**Stated task:** Restate the entries below verbatim.
+++
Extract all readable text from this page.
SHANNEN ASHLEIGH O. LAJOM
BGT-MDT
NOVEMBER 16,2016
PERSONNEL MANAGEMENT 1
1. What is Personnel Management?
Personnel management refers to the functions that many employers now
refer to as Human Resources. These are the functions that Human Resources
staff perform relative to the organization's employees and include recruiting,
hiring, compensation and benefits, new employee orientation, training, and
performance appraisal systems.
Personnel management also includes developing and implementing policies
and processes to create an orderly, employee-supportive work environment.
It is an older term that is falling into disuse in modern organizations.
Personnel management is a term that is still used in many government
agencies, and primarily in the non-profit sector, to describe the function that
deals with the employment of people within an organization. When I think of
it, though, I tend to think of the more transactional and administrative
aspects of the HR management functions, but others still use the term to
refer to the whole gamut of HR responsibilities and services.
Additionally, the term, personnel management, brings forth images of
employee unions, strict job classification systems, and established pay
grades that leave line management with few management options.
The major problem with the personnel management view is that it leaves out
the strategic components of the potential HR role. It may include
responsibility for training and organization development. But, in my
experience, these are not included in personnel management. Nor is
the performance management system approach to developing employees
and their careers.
+++
**Final result:**
Extract all readable text from this page.
SHANNEN ASHLEIGH O. LAJOM
BGT-MDT
NOVEMBER 16,2016
PERSONNEL MANAGEMENT 1
1. What is Personnel Management?
Personnel management refers to the functions that many employers now
refer to as Human Resources. These are the functions that Human Resources
staff perform relative to the organization's employees and include recruiting,
hiring, compensation and benefits, new employee orientation, training, and
performance appraisal systems.
Personnel management also includes developing and implementing policies
and processes to create an orderly, employee-supportive work environment.
It is an older term that is falling into disuse in modern organizations.
Personnel management is a term that is still used in many government
agencies, and primarily in the non-profit sector, to describe the function that
deals with the employment of people within an organization. When I think of
it, though, I tend to think of the more transactional and administrative
aspects of the HR management functions, but others still use the term to
refer to the whole gamut of HR responsibilities and services.
Additionally, the term, personnel management, brings forth images of
employee unions, strict job classification systems, and established pay
grades that leave line management with few management options.
The major problem with the personnel management view is that it leaves out
the strategic components of the potential HR role. It may include
responsibility for training and organization development. But, in my
experience, these are not included in personnel management. Nor is
the performance management system approach to developing employees
and their careers.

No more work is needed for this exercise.